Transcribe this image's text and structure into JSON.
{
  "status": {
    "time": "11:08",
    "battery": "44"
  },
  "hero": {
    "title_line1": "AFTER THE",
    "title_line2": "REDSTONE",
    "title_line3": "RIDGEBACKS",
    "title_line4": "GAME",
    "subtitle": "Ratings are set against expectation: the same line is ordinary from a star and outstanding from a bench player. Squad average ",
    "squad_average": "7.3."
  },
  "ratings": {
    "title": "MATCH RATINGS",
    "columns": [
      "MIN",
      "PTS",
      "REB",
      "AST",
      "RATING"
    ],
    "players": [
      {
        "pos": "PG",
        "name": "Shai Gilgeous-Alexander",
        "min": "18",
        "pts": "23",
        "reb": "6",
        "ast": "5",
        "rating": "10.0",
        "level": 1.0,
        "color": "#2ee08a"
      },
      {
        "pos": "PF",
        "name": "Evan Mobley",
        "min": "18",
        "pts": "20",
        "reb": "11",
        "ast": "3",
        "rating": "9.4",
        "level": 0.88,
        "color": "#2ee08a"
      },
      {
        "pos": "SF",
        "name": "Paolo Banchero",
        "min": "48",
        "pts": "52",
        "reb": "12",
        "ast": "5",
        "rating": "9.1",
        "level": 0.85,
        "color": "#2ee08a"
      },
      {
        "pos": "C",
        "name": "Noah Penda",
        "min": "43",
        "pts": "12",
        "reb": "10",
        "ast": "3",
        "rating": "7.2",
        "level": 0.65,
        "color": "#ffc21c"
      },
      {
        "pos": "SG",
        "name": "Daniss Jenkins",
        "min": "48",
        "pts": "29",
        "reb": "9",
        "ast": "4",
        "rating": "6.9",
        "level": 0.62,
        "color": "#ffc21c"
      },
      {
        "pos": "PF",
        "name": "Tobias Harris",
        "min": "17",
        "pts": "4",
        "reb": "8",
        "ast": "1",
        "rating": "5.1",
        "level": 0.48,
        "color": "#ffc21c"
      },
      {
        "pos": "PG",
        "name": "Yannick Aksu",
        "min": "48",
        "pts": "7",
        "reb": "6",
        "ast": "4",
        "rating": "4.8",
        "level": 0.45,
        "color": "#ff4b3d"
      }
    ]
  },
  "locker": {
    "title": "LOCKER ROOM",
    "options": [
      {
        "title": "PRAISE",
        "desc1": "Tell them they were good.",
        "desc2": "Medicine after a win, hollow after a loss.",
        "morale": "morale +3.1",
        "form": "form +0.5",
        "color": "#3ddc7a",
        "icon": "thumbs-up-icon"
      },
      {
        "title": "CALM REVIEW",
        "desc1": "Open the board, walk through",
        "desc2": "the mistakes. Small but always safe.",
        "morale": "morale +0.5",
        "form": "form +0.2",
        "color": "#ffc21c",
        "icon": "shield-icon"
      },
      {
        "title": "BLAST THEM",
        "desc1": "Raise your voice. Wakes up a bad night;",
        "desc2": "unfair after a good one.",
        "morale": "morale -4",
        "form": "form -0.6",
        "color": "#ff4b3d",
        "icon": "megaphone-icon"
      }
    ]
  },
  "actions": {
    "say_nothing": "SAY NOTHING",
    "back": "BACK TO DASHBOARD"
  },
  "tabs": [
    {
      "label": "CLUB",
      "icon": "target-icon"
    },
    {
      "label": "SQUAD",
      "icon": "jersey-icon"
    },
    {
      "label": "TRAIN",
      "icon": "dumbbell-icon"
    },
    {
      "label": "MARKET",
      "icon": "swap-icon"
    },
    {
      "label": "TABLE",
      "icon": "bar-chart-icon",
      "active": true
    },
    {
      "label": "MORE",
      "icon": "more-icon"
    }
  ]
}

* [What is required]:
Output all of the material, please, exactly as it stands.

* [Answer to the task]:
Transcribe this image's text and structure into JSON.
{
  "status": {
    "time": "11:08",
    "battery": "44"
  },
  "hero": {
    "title_line1": "AFTER THE",
    "title_line2": "REDSTONE",
    "title_line3": "RIDGEBACKS",
    "title_line4": "GAME",
    "subtitle": "Ratings are set against expectation: the same line is ordinary from a star and outstanding from a bench player. Squad average ",
    "squad_average": "7.3."
  },
  "ratings": {
    "title": "MATCH RATINGS",
    "columns": [
      "MIN",
      "PTS",
      "REB",
      "AST",
      "RATING"
    ],
    "players": [
      {
        "pos": "PG",
        "name": "Shai Gilgeous-Alexander",
        "min": "18",
        "pts": "23",
        "reb": "6",
        "ast": "5",
        "rating": "10.0",
        "level": 1.0,
        "color": "#2ee08a"
      },
      {
        "pos": "PF",
        "name": "Evan Mobley",
        "min": "18",
        "pts": "20",
        "reb": "11",
        "ast": "3",
        "rating": "9.4",
        "level": 0.88,
        "color": "#2ee08a"
      },
      {
        "pos": "SF",
        "name": "Paolo Banchero",
        "min": "48",
        "pts": "52",
        "reb": "12",
        "ast": "5",
        "rating": "9.1",
        "level": 0.85,
        "color": "#2ee08a"
      },
      {
        "pos": "C",
        "name": "Noah Penda",
        "min": "43",
        "pts": "12",
        "reb": "10",
        "ast": "3",
        "rating": "7.2",
        "level": 0.65,
        "color": "#ffc21c"
      },
      {
        "pos": "SG",
        "name": "Daniss Jenkins",
        "min": "48",
        "pts": "29",
        "reb": "9",
        "ast": "4",
        "rating": "6.9",
        "level": 0.62,
        "color": "#ffc21c"
      },
      {
        "pos": "PF",
        "name": "Tobias Harris",
        "min": "17",
        "pts": "4",
        "reb": "8",
        "ast": "1",
        "rating": "5.1",
        "level": 0.48,
        "color": "#ffc21c"
      },
      {
        "pos": "PG",
        "name": "Yannick Aksu",
        "min": "48",
        "pts": "7",
        "reb": "6",
        "ast": "4",
        "rating": "4.8",
        "level": 0.45,
        "color": "#ff4b3d"
      }
    ]
  },
  "locker": {
    "title": "LOCKER ROOM",
    "options": [
      {
        "title": "PRAISE",
        "desc1": "Tell them they were good.",
        "desc2": "Medicine after a win, hollow after a loss.",
        "morale": "morale +3.1",
        "form": "form +0.5",
        "color": "#3ddc7a",
        "icon": "thumbs-up-icon"
      },
      {
        "title": "CALM REVIEW",
        "desc1": "Open the board, walk through",
        "desc2": "the mistakes. Small but always safe.",
        "morale": "morale +0.5",
        "form": "form +0.2",
        "color": "#ffc21c",
        "icon": "shield-icon"
      },
      {
        "title": "BLAST THEM",
        "desc1": "Raise your voice. Wakes up a bad night;",
        "desc2": "unfair after a good one.",
        "morale": "morale -4",
        "form": "form -0.6",
        "color": "#ff4b3d",
        "icon": "megaphone-icon"
      }
    ]
  },
  "actions": {
    "say_nothing": "SAY NOTHING",
    "back": "BACK TO DASHBOARD"
  },
  "tabs": [
    {
      "label": "CLUB",
      "icon": "target-icon"
    },
    {
      "label": "SQUAD",
      "icon": "jersey-icon"
    },
    {
      "label": "TRAIN",
      "icon": "dumbbell-icon"
    },
    {
      "label": "MARKET",
      "icon": "swap-icon"
    },
    {
      "label": "TABLE",
      "icon": "bar-chart-icon",
      "active": true
    },
    {
      "label": "MORE",
      "icon": "more-icon"
    }
  ]
}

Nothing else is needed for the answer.